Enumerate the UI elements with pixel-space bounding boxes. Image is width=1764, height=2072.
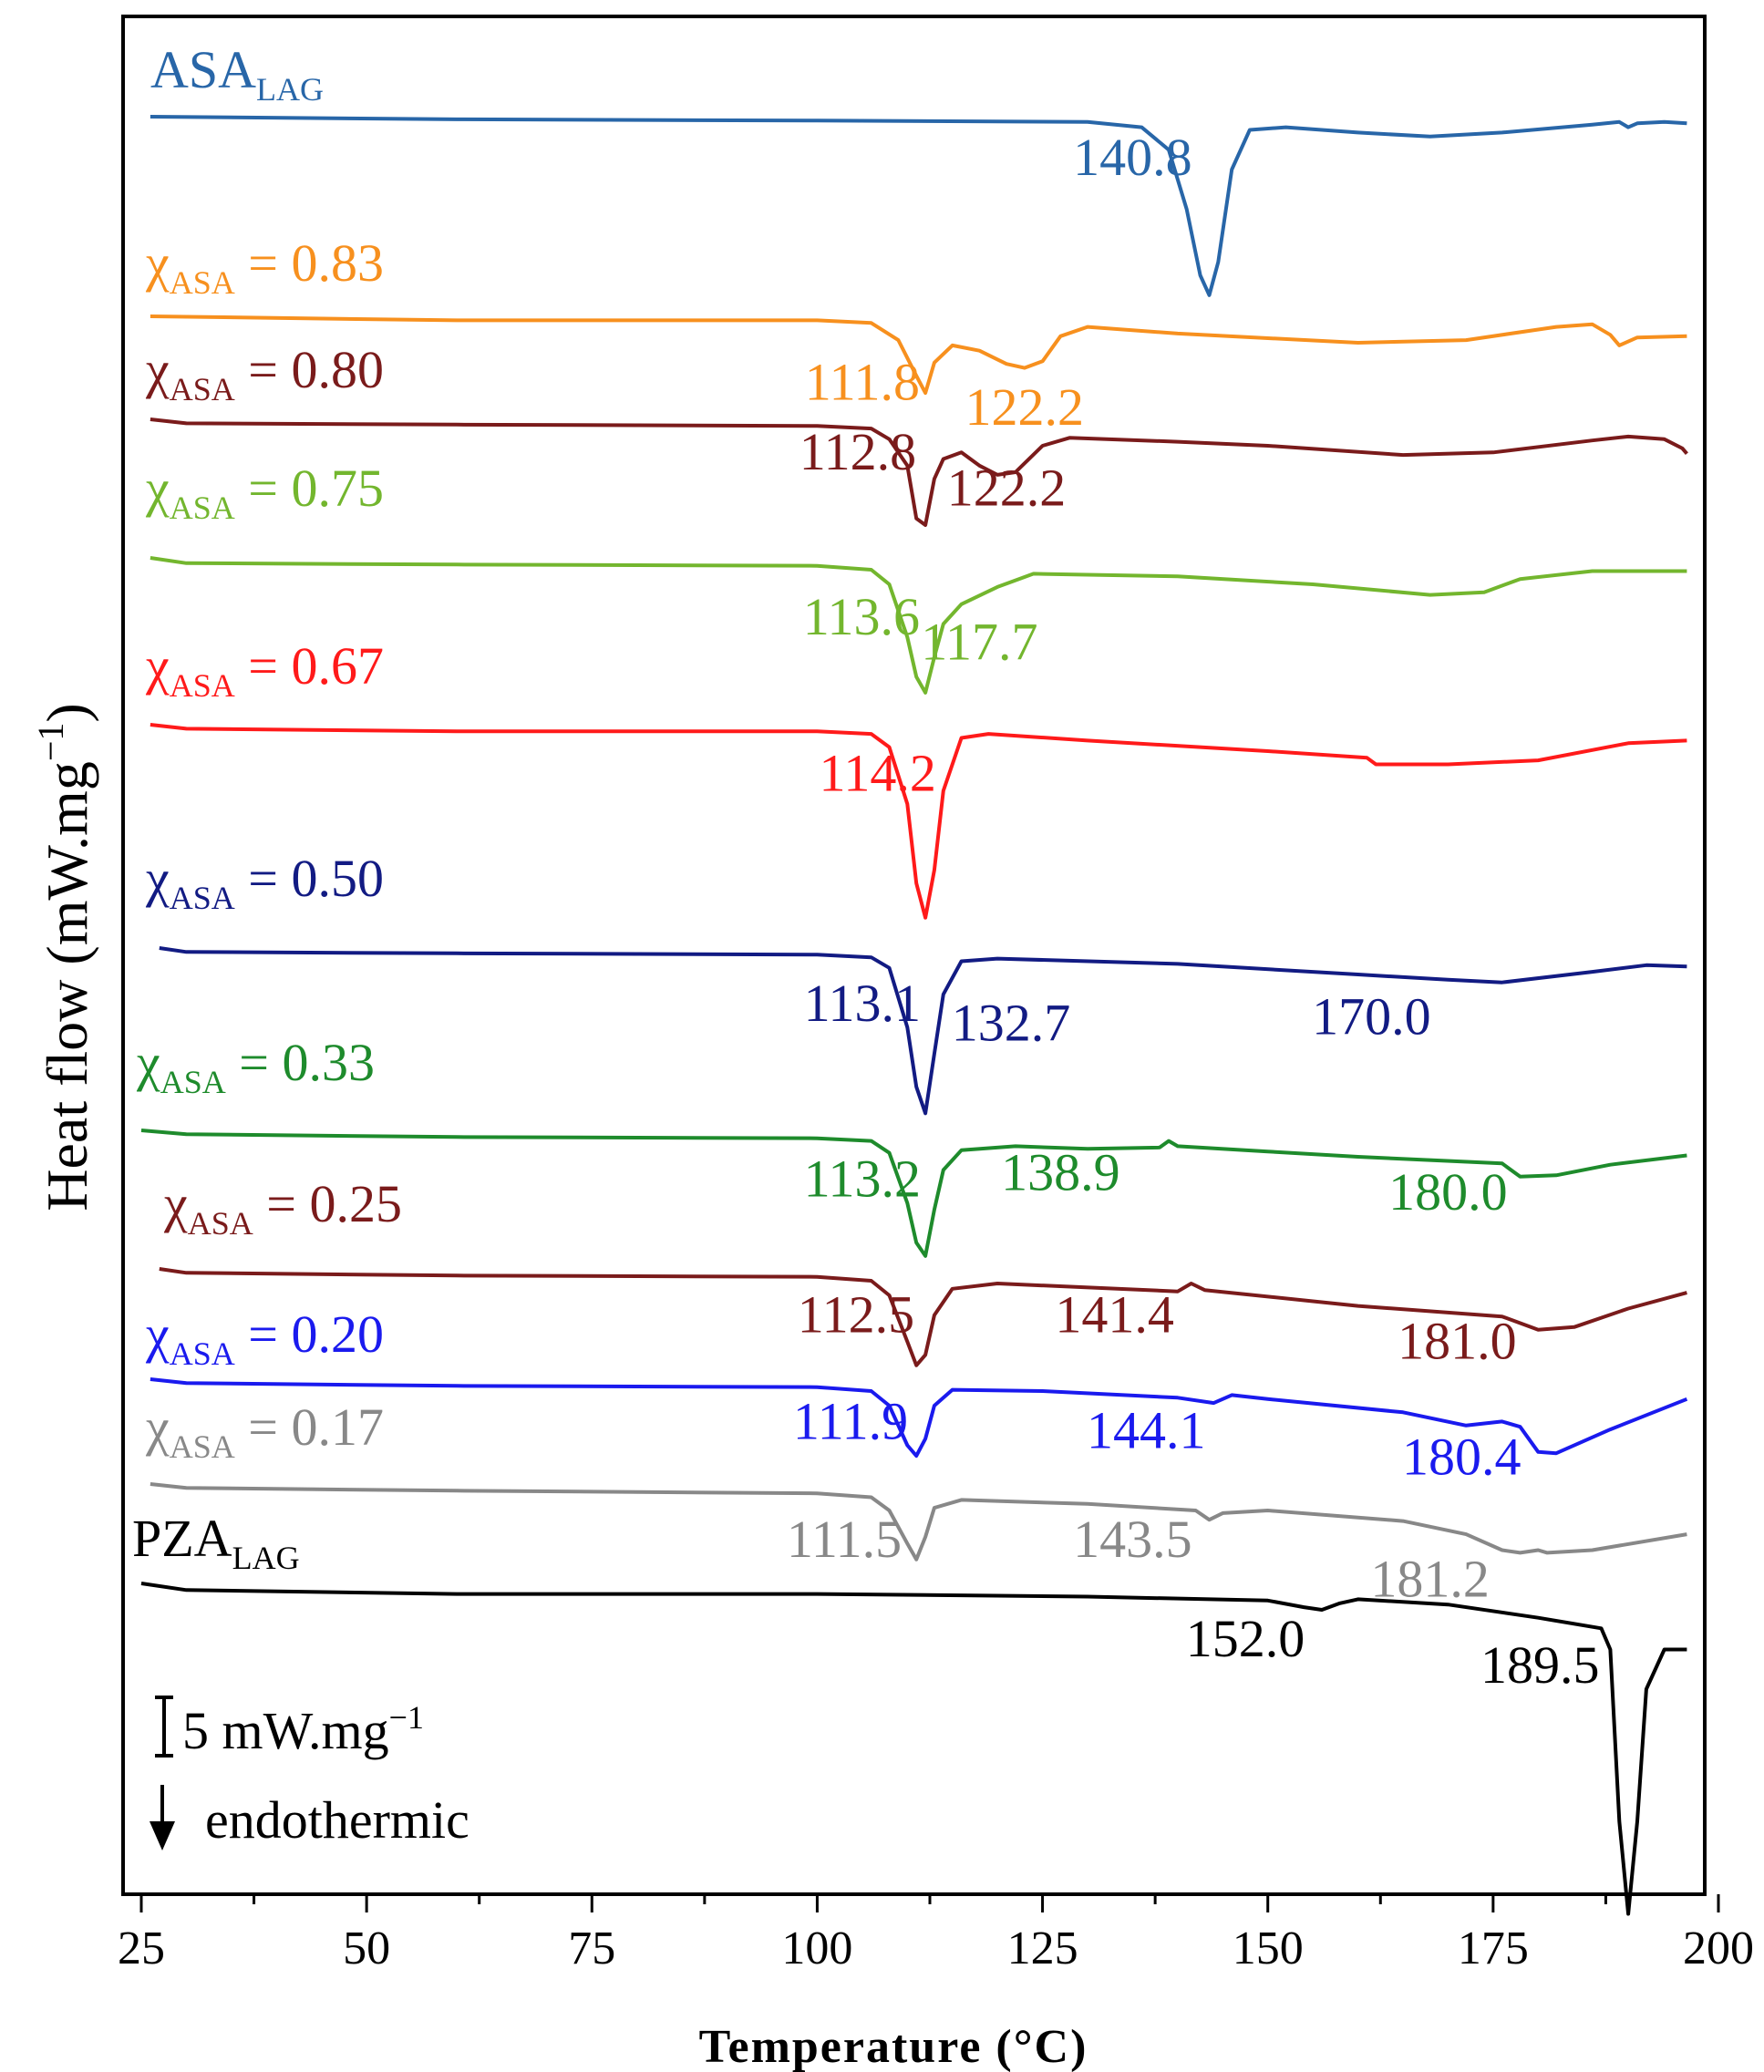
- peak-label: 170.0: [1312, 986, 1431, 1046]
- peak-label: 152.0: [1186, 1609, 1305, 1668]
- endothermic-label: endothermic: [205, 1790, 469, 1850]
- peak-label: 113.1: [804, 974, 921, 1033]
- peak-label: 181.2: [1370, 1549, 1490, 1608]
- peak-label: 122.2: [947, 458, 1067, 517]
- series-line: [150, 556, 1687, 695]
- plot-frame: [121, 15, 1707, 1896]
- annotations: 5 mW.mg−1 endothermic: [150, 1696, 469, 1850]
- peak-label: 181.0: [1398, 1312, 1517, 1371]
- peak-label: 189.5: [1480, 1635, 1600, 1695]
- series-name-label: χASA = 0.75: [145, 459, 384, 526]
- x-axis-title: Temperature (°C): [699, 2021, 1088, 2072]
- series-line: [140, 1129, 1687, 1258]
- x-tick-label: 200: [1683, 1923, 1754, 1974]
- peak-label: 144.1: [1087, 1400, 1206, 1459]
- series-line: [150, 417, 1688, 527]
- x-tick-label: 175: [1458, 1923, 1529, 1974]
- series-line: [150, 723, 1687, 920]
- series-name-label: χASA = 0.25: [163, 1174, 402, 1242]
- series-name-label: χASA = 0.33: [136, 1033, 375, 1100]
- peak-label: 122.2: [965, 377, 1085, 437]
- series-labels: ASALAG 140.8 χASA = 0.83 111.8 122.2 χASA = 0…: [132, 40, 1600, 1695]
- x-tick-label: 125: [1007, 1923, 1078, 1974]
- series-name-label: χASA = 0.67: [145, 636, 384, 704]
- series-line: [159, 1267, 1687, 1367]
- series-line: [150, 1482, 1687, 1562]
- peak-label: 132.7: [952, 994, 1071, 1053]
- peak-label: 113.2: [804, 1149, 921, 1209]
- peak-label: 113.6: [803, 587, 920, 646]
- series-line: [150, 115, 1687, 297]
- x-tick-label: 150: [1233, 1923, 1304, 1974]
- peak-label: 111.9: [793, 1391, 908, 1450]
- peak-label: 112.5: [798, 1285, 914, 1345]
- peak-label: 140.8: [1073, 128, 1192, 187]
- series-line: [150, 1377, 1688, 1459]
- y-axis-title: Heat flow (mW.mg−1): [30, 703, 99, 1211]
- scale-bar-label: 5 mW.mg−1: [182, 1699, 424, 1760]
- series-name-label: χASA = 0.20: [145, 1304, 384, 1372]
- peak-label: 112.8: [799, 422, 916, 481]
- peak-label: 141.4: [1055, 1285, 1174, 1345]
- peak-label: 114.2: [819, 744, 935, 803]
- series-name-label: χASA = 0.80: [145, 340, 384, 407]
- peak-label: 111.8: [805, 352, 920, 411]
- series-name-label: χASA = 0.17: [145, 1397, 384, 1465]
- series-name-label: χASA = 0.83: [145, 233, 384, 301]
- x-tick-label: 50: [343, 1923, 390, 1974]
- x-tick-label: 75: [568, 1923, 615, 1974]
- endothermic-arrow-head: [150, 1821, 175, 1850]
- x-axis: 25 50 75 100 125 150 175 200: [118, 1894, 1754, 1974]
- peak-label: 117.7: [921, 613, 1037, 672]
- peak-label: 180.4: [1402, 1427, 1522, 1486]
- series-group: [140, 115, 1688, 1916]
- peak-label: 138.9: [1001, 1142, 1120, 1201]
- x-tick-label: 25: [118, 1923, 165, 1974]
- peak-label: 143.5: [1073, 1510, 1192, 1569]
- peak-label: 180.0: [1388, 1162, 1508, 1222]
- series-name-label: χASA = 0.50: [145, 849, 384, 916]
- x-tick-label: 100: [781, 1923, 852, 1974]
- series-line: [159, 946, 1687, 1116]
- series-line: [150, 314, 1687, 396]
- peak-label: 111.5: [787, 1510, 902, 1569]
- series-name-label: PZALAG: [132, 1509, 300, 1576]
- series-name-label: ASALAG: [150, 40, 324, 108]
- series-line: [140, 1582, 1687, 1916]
_____
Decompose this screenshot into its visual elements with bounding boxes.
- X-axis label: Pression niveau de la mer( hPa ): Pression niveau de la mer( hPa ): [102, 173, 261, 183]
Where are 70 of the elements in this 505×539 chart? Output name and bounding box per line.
_____
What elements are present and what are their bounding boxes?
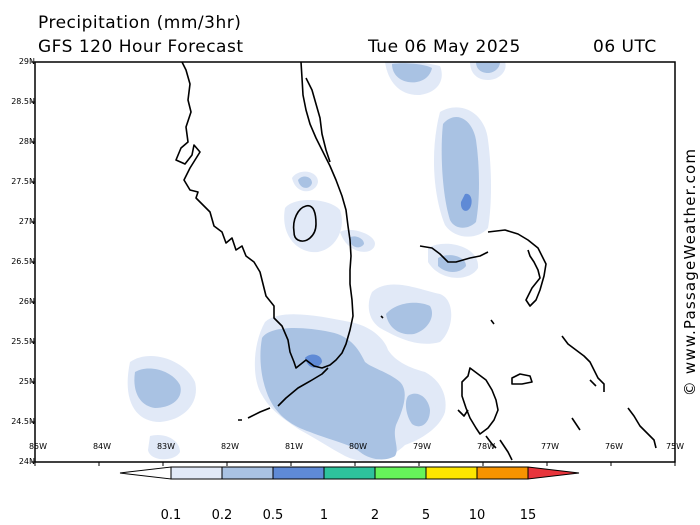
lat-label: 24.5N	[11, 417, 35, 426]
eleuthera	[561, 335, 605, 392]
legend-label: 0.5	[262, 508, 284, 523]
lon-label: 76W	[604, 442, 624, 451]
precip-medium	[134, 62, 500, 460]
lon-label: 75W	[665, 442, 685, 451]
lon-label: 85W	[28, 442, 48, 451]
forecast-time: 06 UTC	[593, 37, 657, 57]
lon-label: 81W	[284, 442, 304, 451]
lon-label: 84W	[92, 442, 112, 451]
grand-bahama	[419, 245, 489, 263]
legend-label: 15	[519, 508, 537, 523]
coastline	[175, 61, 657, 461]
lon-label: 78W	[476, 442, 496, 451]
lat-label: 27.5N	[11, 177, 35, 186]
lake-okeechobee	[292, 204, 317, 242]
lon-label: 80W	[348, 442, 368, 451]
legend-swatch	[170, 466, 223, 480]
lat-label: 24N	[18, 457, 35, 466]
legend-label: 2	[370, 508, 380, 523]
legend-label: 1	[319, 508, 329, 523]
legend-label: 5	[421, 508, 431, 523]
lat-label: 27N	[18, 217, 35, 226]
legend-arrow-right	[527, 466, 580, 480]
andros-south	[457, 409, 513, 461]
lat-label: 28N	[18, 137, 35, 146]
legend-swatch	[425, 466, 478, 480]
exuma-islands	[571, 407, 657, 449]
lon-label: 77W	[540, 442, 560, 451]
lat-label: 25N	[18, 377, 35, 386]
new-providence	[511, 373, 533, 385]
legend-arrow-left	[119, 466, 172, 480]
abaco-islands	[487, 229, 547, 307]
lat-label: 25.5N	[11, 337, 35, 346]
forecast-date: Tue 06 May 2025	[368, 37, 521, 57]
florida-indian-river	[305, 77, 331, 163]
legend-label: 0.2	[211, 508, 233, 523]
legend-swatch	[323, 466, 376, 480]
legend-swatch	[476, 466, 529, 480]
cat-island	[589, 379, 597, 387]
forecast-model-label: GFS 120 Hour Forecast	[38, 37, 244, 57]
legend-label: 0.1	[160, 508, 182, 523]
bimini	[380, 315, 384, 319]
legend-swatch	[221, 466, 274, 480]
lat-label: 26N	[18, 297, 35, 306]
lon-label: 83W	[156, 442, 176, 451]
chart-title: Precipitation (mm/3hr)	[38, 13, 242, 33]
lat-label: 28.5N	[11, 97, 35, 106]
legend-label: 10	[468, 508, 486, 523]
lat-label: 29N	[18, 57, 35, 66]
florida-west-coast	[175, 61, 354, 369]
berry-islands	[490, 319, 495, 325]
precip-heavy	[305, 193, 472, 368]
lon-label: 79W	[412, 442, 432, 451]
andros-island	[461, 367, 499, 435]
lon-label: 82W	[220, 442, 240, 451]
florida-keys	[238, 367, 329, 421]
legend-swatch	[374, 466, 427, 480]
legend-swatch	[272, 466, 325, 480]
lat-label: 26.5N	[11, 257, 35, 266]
_____
__Exercise instructions__
Rewrite only the data lines starting at the line that has "Decompose this screenshot" and ending after the line that has "Where are 70". Swap "screenshot" for "image" and leave everything else as it stands.

__Final result__
Decompose this image into its visual elements with bounding boxes.
- X-axis label: Pression niveau de la mer( hPa ): Pression niveau de la mer( hPa ): [102, 173, 261, 183]
Where are 70 of the elements in this 505×539 chart? Output name and bounding box per line.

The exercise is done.